#### DATASET CONTENT ####
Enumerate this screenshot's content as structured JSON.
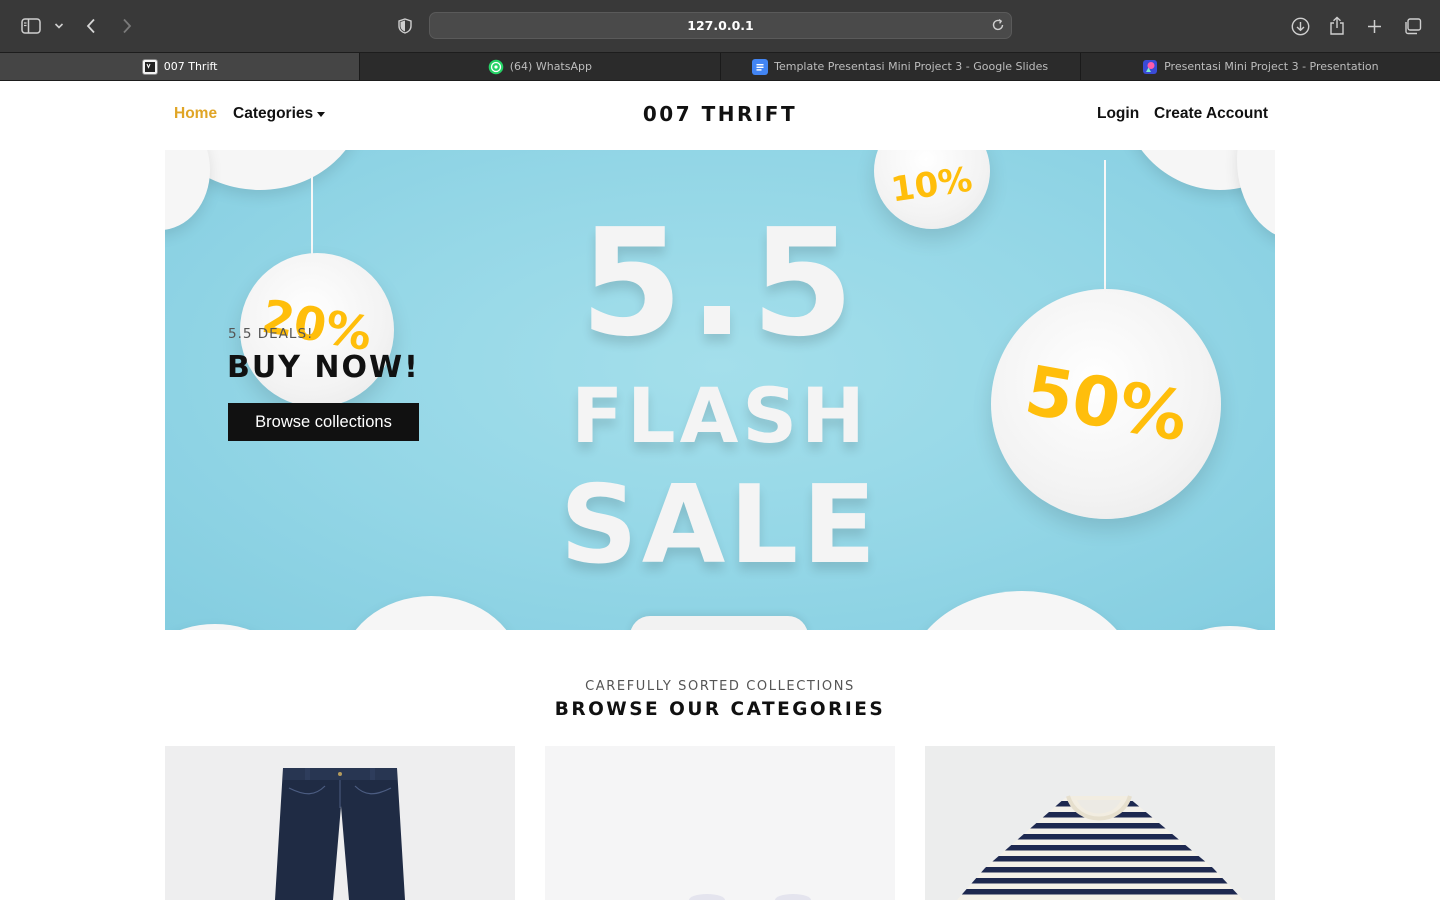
{
  "browser": {
    "url": "127.0.0.1",
    "tabs": [
      {
        "label": "007 Thrift",
        "active": true,
        "icon": "thrift-favicon"
      },
      {
        "label": "(64) WhatsApp",
        "active": false,
        "icon": "whatsapp-icon"
      },
      {
        "label": "Template Presentasi Mini Project 3 - Google Slides",
        "active": false,
        "icon": "google-slides-icon"
      },
      {
        "label": "Presentasi Mini Project 3 - Presentation",
        "active": false,
        "icon": "presentation-icon"
      }
    ]
  },
  "nav": {
    "home": "Home",
    "categories": "Categories",
    "brand": "007 THRIFT",
    "login": "Login",
    "create_account": "Create Account",
    "active_color": "#e0a526"
  },
  "hero": {
    "subtitle": "5.5 DEALS!",
    "title": "BUY NOW!",
    "button": "Browse collections",
    "banner": {
      "line1": "5.5",
      "line2": "FLASH",
      "line3": "SALE",
      "badge_left": "20%",
      "badge_top": "10%",
      "badge_right": "50%"
    },
    "accent_color": "#ffbe0b",
    "background_color": "#93d6e6"
  },
  "categories": {
    "subtitle": "CAREFULLY SORTED COLLECTIONS",
    "title": "BROWSE OUR CATEGORIES",
    "cards": [
      {
        "image": "denim-jeans"
      },
      {
        "image": "shoes-partial"
      },
      {
        "image": "striped-tshirt"
      }
    ]
  }
}
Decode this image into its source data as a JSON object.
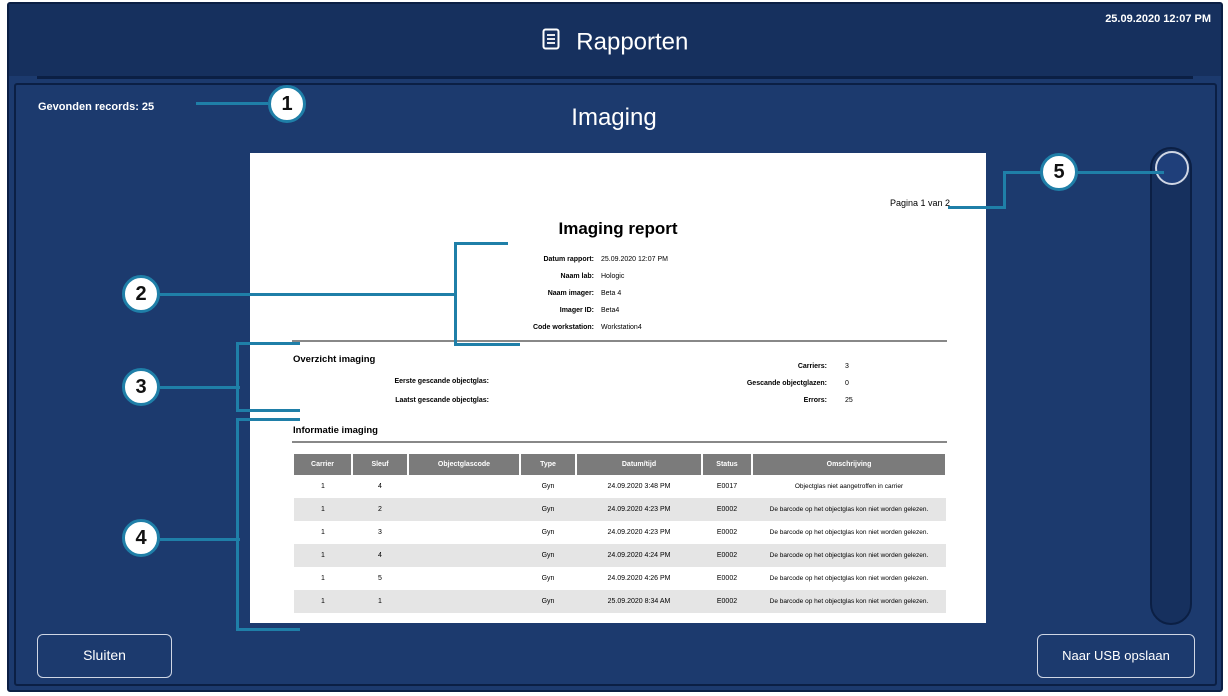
####
REQUIRED TASK: Using the records above, list each line that includes "Presentasi".

REPLY:
        "label": "Template Presentasi Mini Project 3 - Google Slides",
        "label": "Presentasi Mini Project 3 - Presentation",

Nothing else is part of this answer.